OBJECTIVE:
Collect every line in the records below that contains the word "объекта".

Data excerpts:

......

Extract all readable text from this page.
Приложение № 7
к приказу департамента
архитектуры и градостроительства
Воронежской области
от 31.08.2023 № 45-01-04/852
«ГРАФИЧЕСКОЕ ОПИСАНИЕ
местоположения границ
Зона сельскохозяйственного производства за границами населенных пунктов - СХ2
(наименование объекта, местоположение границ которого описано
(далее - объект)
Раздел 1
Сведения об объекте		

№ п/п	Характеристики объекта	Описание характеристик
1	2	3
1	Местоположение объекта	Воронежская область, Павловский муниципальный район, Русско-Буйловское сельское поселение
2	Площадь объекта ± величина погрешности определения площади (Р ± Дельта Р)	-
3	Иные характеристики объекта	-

......

SOLVED EXERCISE:
(наименование объекта, местоположение границ которого описано
№ п/п	Характеристики объекта	Описание характеристик
1	Местоположение объекта	Воронежская область, Павловский муниципальный район, Русско-Буйловское сельское поселение
2	Площадь объекта ± величина погрешности определения площади (Р ± Дельта Р)	-
3	Иные характеристики объекта	-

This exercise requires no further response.